## EXERCISE TASK
Type out the material below exactly.

## RECORDED INFORMATION

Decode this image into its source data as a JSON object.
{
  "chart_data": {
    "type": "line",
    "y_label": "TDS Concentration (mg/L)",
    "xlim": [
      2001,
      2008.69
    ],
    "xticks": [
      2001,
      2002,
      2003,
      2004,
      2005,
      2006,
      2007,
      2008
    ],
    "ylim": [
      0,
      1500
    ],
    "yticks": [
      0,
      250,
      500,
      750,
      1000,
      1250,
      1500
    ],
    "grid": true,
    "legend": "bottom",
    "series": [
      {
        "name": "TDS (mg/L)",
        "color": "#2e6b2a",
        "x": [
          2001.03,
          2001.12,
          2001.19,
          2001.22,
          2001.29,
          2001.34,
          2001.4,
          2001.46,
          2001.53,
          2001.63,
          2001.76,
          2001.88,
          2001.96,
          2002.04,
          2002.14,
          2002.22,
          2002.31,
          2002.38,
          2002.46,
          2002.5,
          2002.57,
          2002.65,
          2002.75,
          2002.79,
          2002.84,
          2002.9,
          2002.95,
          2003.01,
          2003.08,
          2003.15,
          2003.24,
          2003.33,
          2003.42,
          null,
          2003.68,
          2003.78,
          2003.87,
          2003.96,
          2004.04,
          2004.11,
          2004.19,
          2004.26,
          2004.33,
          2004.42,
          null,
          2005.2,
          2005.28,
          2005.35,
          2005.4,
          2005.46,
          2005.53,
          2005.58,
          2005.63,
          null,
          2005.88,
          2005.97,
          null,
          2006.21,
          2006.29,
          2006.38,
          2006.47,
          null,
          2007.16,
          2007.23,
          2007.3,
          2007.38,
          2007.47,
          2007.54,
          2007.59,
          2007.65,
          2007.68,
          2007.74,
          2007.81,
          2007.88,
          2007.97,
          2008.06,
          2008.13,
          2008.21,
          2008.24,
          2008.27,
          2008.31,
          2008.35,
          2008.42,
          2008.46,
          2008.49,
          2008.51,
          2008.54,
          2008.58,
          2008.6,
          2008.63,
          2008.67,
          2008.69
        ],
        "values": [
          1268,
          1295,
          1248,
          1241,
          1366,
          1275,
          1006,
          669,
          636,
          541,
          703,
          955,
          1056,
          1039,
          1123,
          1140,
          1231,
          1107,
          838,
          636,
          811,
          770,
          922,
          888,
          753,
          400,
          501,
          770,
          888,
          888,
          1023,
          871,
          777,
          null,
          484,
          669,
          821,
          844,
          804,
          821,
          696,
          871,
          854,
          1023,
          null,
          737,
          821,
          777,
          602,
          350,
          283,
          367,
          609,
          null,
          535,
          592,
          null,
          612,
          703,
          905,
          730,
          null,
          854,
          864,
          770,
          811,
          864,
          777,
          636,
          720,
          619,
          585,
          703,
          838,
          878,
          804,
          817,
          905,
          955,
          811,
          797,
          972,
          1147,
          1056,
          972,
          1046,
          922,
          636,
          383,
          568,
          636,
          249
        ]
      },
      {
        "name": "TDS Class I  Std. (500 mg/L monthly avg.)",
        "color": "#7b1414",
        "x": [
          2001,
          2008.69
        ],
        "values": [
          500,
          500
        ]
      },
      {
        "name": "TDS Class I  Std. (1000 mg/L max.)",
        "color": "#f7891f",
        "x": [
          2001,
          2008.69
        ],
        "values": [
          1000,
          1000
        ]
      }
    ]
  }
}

## EXERCISE SOLUTION
Decode this image into its source data as a JSON object.
{
  "chart_data": {
    "type": "line",
    "y_label": "TDS Concentration (mg/L)",
    "xlim": [
      2001,
      2008.69
    ],
    "xticks": [
      2001,
      2002,
      2003,
      2004,
      2005,
      2006,
      2007,
      2008
    ],
    "ylim": [
      0,
      1500
    ],
    "yticks": [
      0,
      250,
      500,
      750,
      1000,
      1250,
      1500
    ],
    "grid": true,
    "legend": "bottom",
    "series": [
      {
        "name": "TDS (mg/L)",
        "color": "#2e6b2a",
        "x": [
          2001.03,
          2001.12,
          2001.19,
          2001.22,
          2001.29,
          2001.34,
          2001.4,
          2001.46,
          2001.53,
          2001.63,
          2001.76,
          2001.88,
          2001.96,
          2002.04,
          2002.14,
          2002.22,
          2002.31,
          2002.38,
          2002.46,
          2002.5,
          2002.57,
          2002.65,
          2002.75,
          2002.79,
          2002.84,
          2002.9,
          2002.95,
          2003.01,
          2003.08,
          2003.15,
          2003.24,
          2003.33,
          2003.42,
          null,
          2003.68,
          2003.78,
          2003.87,
          2003.96,
          2004.04,
          2004.11,
          2004.19,
          2004.26,
          2004.33,
          2004.42,
          null,
          2005.2,
          2005.28,
          2005.35,
          2005.4,
          2005.46,
          2005.53,
          2005.58,
          2005.63,
          null,
          2005.88,
          2005.97,
          null,
          2006.21,
          2006.29,
          2006.38,
          2006.47,
          null,
          2007.16,
          2007.23,
          2007.3,
          2007.38,
          2007.47,
          2007.54,
          2007.59,
          2007.65,
          2007.68,
          2007.74,
          2007.81,
          2007.88,
          2007.97,
          2008.06,
          2008.13,
          2008.21,
          2008.24,
          2008.27,
          2008.31,
          2008.35,
          2008.42,
          2008.46,
          2008.49,
          2008.51,
          2008.54,
          2008.58,
          2008.6,
          2008.63,
          2008.67,
          2008.69
        ],
        "values": [
          1268,
          1295,
          1248,
          1241,
          1366,
          1275,
          1006,
          669,
          636,
          541,
          703,
          955,
          1056,
          1039,
          1123,
          1140,
          1231,
          1107,
          838,
          636,
          811,
          770,
          922,
          888,
          753,
          400,
          501,
          770,
          888,
          888,
          1023,
          871,
          777,
          null,
          484,
          669,
          821,
          844,
          804,
          821,
          696,
          871,
          854,
          1023,
          null,
          737,
          821,
          777,
          602,
          350,
          283,
          367,
          609,
          null,
          535,
          592,
          null,
          612,
          703,
          905,
          730,
          null,
          854,
          864,
          770,
          811,
          864,
          777,
          636,
          720,
          619,
          585,
          703,
          838,
          878,
          804,
          817,
          905,
          955,
          811,
          797,
          972,
          1147,
          1056,
          972,
          1046,
          922,
          636,
          383,
          568,
          636,
          249
        ]
      },
      {
        "name": "TDS Class I  Std. (500 mg/L monthly avg.)",
        "color": "#7b1414",
        "x": [
          2001,
          2008.69
        ],
        "values": [
          500,
          500
        ]
      },
      {
        "name": "TDS Class I  Std. (1000 mg/L max.)",
        "color": "#f7891f",
        "x": [
          2001,
          2008.69
        ],
        "values": [
          1000,
          1000
        ]
      }
    ]
  }
}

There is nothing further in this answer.